Stored data:
** start **
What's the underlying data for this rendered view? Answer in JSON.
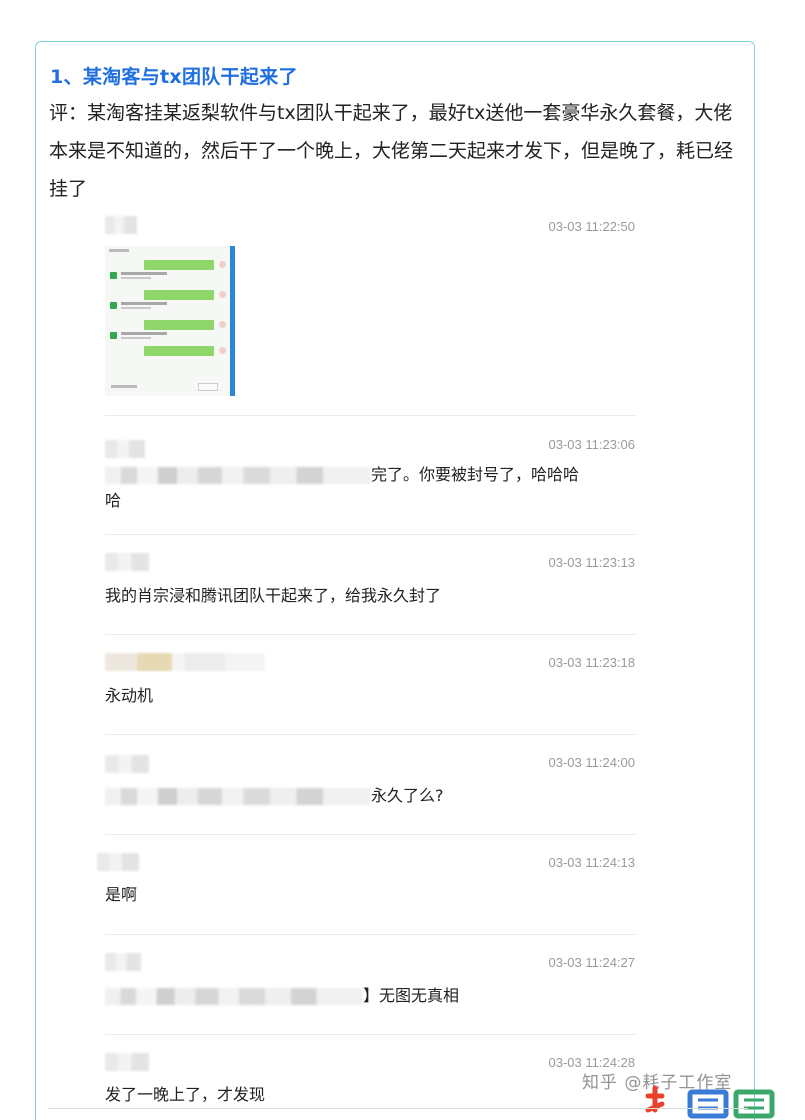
{
  "post": {
    "title": "1、某淘客与tx团队干起来了",
    "comment": "评：某淘客挂某返梨软件与tx团队干起来了，最好tx送他一套豪华永久套餐，大佬本来是不知道的，然后干了一个晚上，大佬第二天起来才发下，但是晚了，耗已经挂了"
  },
  "chat": {
    "messages": [
      {
        "time": "03-03 11:22:50",
        "type": "image"
      },
      {
        "time": "03-03 11:23:06",
        "text_line1_visible": "完了。你要被封号了，哈哈哈",
        "text_line2": "哈"
      },
      {
        "time": "03-03 11:23:13",
        "text": "我的肖宗浸和腾讯团队干起来了，给我永久封了"
      },
      {
        "time": "03-03 11:23:18",
        "text": "永动机"
      },
      {
        "time": "03-03 11:24:00",
        "text_visible": "永久了么?"
      },
      {
        "time": "03-03 11:24:13",
        "text": "是啊"
      },
      {
        "time": "03-03 11:24:27",
        "text_visible": "】无图无真相"
      },
      {
        "time": "03-03 11:24:28",
        "text": "发了一晚上了，才发现"
      }
    ]
  },
  "watermark": {
    "text": "知乎 @耗子工作室",
    "logo_color_primary": "#e8412c",
    "logo_color_secondary": "#3aa86b"
  },
  "colors": {
    "card_border": "#7fd3db",
    "title": "#1f6fe0",
    "timestamp": "#9a9a9a"
  }
}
** end **
=== Problem details ===
Repeat all of the data above word for word, minus the pictures.

=== Problem solution ===
What's the underlying data for this rendered view? Answer in JSON.
{
  "post": {
    "title": "1、某淘客与tx团队干起来了",
    "comment": "评：某淘客挂某返梨软件与tx团队干起来了，最好tx送他一套豪华永久套餐，大佬本来是不知道的，然后干了一个晚上，大佬第二天起来才发下，但是晚了，耗已经挂了"
  },
  "chat": {
    "messages": [
      {
        "time": "03-03 11:22:50",
        "type": "image"
      },
      {
        "time": "03-03 11:23:06",
        "text_line1_visible": "完了。你要被封号了，哈哈哈",
        "text_line2": "哈"
      },
      {
        "time": "03-03 11:23:13",
        "text": "我的肖宗浸和腾讯团队干起来了，给我永久封了"
      },
      {
        "time": "03-03 11:23:18",
        "text": "永动机"
      },
      {
        "time": "03-03 11:24:00",
        "text_visible": "永久了么?"
      },
      {
        "time": "03-03 11:24:13",
        "text": "是啊"
      },
      {
        "time": "03-03 11:24:27",
        "text_visible": "】无图无真相"
      },
      {
        "time": "03-03 11:24:28",
        "text": "发了一晚上了，才发现"
      }
    ]
  },
  "watermark": {
    "text": "知乎 @耗子工作室",
    "logo_color_primary": "#e8412c",
    "logo_color_secondary": "#3aa86b"
  },
  "colors": {
    "card_border": "#7fd3db",
    "title": "#1f6fe0",
    "timestamp": "#9a9a9a"
  }
}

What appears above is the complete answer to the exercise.